Given exercise - Write out the material below again, unchanged.

Stored data entries -
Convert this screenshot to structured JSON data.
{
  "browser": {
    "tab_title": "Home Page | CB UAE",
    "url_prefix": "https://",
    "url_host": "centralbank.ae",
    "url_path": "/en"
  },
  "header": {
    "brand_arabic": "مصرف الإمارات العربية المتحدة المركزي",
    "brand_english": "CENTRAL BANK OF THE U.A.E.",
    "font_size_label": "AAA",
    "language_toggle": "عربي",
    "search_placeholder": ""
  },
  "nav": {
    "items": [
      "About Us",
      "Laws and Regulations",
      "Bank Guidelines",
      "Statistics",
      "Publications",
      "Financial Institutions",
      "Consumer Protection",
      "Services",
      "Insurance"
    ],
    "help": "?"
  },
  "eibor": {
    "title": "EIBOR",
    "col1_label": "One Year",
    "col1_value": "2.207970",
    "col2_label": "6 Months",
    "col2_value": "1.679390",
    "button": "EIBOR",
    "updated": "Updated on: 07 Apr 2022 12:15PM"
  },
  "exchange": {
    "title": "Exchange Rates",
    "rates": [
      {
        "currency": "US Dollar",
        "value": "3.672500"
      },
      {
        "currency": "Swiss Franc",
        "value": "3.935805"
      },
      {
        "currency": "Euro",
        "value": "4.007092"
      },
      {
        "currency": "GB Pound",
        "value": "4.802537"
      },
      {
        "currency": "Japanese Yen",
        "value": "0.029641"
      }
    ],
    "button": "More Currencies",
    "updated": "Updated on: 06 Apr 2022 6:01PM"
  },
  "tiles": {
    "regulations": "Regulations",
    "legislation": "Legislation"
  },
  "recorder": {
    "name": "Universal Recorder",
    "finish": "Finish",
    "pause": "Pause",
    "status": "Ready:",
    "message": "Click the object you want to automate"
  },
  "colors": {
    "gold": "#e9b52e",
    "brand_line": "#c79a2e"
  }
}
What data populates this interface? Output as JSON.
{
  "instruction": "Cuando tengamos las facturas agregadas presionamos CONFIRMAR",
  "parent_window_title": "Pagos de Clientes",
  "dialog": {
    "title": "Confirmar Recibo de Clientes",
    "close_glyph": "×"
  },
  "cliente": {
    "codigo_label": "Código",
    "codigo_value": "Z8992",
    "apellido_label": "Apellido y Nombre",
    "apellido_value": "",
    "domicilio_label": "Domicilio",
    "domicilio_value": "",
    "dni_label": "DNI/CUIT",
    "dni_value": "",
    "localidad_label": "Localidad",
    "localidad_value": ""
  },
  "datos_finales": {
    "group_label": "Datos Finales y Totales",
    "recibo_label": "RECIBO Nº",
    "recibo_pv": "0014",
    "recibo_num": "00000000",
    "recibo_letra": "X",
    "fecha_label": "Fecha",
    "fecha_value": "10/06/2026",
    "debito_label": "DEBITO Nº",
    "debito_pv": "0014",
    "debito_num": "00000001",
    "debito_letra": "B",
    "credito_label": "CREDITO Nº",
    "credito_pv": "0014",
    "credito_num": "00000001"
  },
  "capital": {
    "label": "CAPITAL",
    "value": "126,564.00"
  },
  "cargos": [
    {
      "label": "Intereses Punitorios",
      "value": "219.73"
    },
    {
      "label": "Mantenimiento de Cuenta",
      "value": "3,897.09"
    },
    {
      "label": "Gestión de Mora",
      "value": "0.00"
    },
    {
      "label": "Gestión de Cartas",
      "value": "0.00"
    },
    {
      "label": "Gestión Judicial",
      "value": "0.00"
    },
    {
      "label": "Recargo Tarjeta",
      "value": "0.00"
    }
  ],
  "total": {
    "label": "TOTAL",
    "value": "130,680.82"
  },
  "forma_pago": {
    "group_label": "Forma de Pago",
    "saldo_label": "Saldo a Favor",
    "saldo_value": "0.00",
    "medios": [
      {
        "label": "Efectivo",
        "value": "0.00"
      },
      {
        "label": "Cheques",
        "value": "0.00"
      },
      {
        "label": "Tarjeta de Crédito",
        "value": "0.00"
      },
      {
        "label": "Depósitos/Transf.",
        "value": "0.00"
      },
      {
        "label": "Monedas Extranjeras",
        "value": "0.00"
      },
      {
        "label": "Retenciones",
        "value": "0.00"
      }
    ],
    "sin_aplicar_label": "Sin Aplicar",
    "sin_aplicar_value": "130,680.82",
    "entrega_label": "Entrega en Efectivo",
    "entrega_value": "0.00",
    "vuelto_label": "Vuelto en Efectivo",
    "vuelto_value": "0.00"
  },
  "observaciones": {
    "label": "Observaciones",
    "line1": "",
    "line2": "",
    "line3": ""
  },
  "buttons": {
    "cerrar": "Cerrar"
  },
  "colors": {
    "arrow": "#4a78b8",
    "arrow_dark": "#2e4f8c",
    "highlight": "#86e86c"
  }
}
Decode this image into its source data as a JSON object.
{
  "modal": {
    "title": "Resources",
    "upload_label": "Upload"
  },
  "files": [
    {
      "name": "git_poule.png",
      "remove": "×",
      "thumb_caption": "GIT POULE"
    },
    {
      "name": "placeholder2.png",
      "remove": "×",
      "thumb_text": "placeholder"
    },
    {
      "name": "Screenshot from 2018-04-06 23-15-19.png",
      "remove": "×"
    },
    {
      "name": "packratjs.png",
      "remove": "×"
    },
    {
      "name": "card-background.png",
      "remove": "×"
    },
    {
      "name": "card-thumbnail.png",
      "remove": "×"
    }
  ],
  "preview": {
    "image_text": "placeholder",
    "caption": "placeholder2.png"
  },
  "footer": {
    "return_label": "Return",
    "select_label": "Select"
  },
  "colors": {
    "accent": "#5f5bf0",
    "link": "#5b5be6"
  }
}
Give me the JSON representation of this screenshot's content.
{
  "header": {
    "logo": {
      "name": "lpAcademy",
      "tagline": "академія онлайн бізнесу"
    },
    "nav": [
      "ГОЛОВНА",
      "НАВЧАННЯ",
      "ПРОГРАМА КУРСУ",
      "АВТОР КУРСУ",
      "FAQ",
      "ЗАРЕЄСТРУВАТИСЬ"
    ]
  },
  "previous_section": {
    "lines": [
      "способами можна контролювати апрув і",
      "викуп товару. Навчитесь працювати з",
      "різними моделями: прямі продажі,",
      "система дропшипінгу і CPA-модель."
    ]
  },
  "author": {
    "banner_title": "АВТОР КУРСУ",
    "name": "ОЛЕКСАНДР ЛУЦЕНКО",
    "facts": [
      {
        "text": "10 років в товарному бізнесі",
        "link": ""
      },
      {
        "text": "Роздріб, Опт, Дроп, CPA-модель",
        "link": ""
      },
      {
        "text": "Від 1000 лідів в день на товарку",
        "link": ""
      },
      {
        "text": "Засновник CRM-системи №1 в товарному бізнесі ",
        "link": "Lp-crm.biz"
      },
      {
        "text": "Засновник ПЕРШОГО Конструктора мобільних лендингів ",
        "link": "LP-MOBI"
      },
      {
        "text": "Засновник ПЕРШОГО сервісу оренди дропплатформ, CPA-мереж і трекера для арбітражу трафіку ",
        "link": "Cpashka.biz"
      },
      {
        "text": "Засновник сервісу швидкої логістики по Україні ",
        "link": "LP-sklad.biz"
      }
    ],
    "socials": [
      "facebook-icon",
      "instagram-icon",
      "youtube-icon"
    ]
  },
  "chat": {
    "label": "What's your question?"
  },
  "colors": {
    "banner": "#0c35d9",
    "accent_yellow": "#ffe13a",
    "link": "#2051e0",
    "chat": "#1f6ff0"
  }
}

Exercise answer -
Convert this screenshot to structured JSON data.
{
  "browser": {
    "tab_title": "Home Page | CB UAE",
    "url_prefix": "https://",
    "url_host": "centralbank.ae",
    "url_path": "/en"
  },
  "header": {
    "brand_arabic": "مصرف الإمارات العربية المتحدة المركزي",
    "brand_english": "CENTRAL BANK OF THE U.A.E.",
    "font_size_label": "AAA",
    "language_toggle": "عربي",
    "search_placeholder": ""
  },
  "nav": {
    "items": [
      "About Us",
      "Laws and Regulations",
      "Bank Guidelines",
      "Statistics",
      "Publications",
      "Financial Institutions",
      "Consumer Protection",
      "Services",
      "Insurance"
    ],
    "help": "?"
  },
  "eibor": {
    "title": "EIBOR",
    "col1_label": "One Year",
    "col1_value": "2.207970",
    "col2_label": "6 Months",
    "col2_value": "1.679390",
    "button": "EIBOR",
    "updated": "Updated on: 07 Apr 2022 12:15PM"
  },
  "exchange": {
    "title": "Exchange Rates",
    "rates": [
      {
        "currency": "US Dollar",
        "value": "3.672500"
      },
      {
        "currency": "Swiss Franc",
        "value": "3.935805"
      },
      {
        "currency": "Euro",
        "value": "4.007092"
      },
      {
        "currency": "GB Pound",
        "value": "4.802537"
      },
      {
        "currency": "Japanese Yen",
        "value": "0.029641"
      }
    ],
    "button": "More Currencies",
    "updated": "Updated on: 06 Apr 2022 6:01PM"
  },
  "tiles": {
    "regulations": "Regulations",
    "legislation": "Legislation"
  },
  "recorder": {
    "name": "Universal Recorder",
    "finish": "Finish",
    "pause": "Pause",
    "status": "Ready:",
    "message": "Click the object you want to automate"
  },
  "colors": {
    "gold": "#e9b52e",
    "brand_line": "#c79a2e"
  }
}
What data populates this interface? Output as JSON.
{
  "instruction": "Cuando tengamos las facturas agregadas presionamos CONFIRMAR",
  "parent_window_title": "Pagos de Clientes",
  "dialog": {
    "title": "Confirmar Recibo de Clientes",
    "close_glyph": "×"
  },
  "cliente": {
    "codigo_label": "Código",
    "codigo_value": "Z8992",
    "apellido_label": "Apellido y Nombre",
    "apellido_value": "",
    "domicilio_label": "Domicilio",
    "domicilio_value": "",
    "dni_label": "DNI/CUIT",
    "dni_value": "",
    "localidad_label": "Localidad",
    "localidad_value": ""
  },
  "datos_finales": {
    "group_label": "Datos Finales y Totales",
    "recibo_label": "RECIBO Nº",
    "recibo_pv": "0014",
    "recibo_num": "00000000",
    "recibo_letra": "X",
    "fecha_label": "Fecha",
    "fecha_value": "10/06/2026",
    "debito_label": "DEBITO Nº",
    "debito_pv": "0014",
    "debito_num": "00000001",
    "debito_letra": "B",
    "credito_label": "CREDITO Nº",
    "credito_pv": "0014",
    "credito_num": "00000001"
  },
  "capital": {
    "label": "CAPITAL",
    "value": "126,564.00"
  },
  "cargos": [
    {
      "label": "Intereses Punitorios",
      "value": "219.73"
    },
    {
      "label": "Mantenimiento de Cuenta",
      "value": "3,897.09"
    },
    {
      "label": "Gestión de Mora",
      "value": "0.00"
    },
    {
      "label": "Gestión de Cartas",
      "value": "0.00"
    },
    {
      "label": "Gestión Judicial",
      "value": "0.00"
    },
    {
      "label": "Recargo Tarjeta",
      "value": "0.00"
    }
  ],
  "total": {
    "label": "TOTAL",
    "value": "130,680.82"
  },
  "forma_pago": {
    "group_label": "Forma de Pago",
    "saldo_label": "Saldo a Favor",
    "saldo_value": "0.00",
    "medios": [
      {
        "label": "Efectivo",
        "value": "0.00"
      },
      {
        "label": "Cheques",
        "value": "0.00"
      },
      {
        "label": "Tarjeta de Crédito",
        "value": "0.00"
      },
      {
        "label": "Depósitos/Transf.",
        "value": "0.00"
      },
      {
        "label": "Monedas Extranjeras",
        "value": "0.00"
      },
      {
        "label": "Retenciones",
        "value": "0.00"
      }
    ],
    "sin_aplicar_label": "Sin Aplicar",
    "sin_aplicar_value": "130,680.82",
    "entrega_label": "Entrega en Efectivo",
    "entrega_value": "0.00",
    "vuelto_label": "Vuelto en Efectivo",
    "vuelto_value": "0.00"
  },
  "observaciones": {
    "label": "Observaciones",
    "line1": "",
    "line2": "",
    "line3": ""
  },
  "buttons": {
    "cerrar": "Cerrar"
  },
  "colors": {
    "arrow": "#4a78b8",
    "arrow_dark": "#2e4f8c",
    "highlight": "#86e86c"
  }
}
Decode this image into its source data as a JSON object.
{
  "modal": {
    "title": "Resources",
    "upload_label": "Upload"
  },
  "files": [
    {
      "name": "git_poule.png",
      "remove": "×",
      "thumb_caption": "GIT POULE"
    },
    {
      "name": "placeholder2.png",
      "remove": "×",
      "thumb_text": "placeholder"
    },
    {
      "name": "Screenshot from 2018-04-06 23-15-19.png",
      "remove": "×"
    },
    {
      "name": "packratjs.png",
      "remove": "×"
    },
    {
      "name": "card-background.png",
      "remove": "×"
    },
    {
      "name": "card-thumbnail.png",
      "remove": "×"
    }
  ],
  "preview": {
    "image_text": "placeholder",
    "caption": "placeholder2.png"
  },
  "footer": {
    "return_label": "Return",
    "select_label": "Select"
  },
  "colors": {
    "accent": "#5f5bf0",
    "link": "#5b5be6"
  }
}
Give me the JSON representation of this screenshot's content.
{
  "header": {
    "logo": {
      "name": "lpAcademy",
      "tagline": "академія онлайн бізнесу"
    },
    "nav": [
      "ГОЛОВНА",
      "НАВЧАННЯ",
      "ПРОГРАМА КУРСУ",
      "АВТОР КУРСУ",
      "FAQ",
      "ЗАРЕЄСТРУВАТИСЬ"
    ]
  },
  "previous_section": {
    "lines": [
      "способами можна контролювати апрув і",
      "викуп товару. Навчитесь працювати з",
      "різними моделями: прямі продажі,",
      "система дропшипінгу і CPA-модель."
    ]
  },
  "author": {
    "banner_title": "АВТОР КУРСУ",
    "name": "ОЛЕКСАНДР ЛУЦЕНКО",
    "facts": [
      {
        "text": "10 років в товарному бізнесі",
        "link": ""
      },
      {
        "text": "Роздріб, Опт, Дроп, CPA-модель",
        "link": ""
      },
      {
        "text": "Від 1000 лідів в день на товарку",
        "link": ""
      },
      {
        "text": "Засновник CRM-системи №1 в товарному бізнесі ",
        "link": "Lp-crm.biz"
      },
      {
        "text": "Засновник ПЕРШОГО Конструктора мобільних лендингів ",
        "link": "LP-MOBI"
      },
      {
        "text": "Засновник ПЕРШОГО сервісу оренди дропплатформ, CPA-мереж і трекера для арбітражу трафіку ",
        "link": "Cpashka.biz"
      },
      {
        "text": "Засновник сервісу швидкої логістики по Україні ",
        "link": "LP-sklad.biz"
      }
    ],
    "socials": [
      "facebook-icon",
      "instagram-icon",
      "youtube-icon"
    ]
  },
  "chat": {
    "label": "What's your question?"
  },
  "colors": {
    "banner": "#0c35d9",
    "accent_yellow": "#ffe13a",
    "link": "#2051e0",
    "chat": "#1f6ff0"
  }
}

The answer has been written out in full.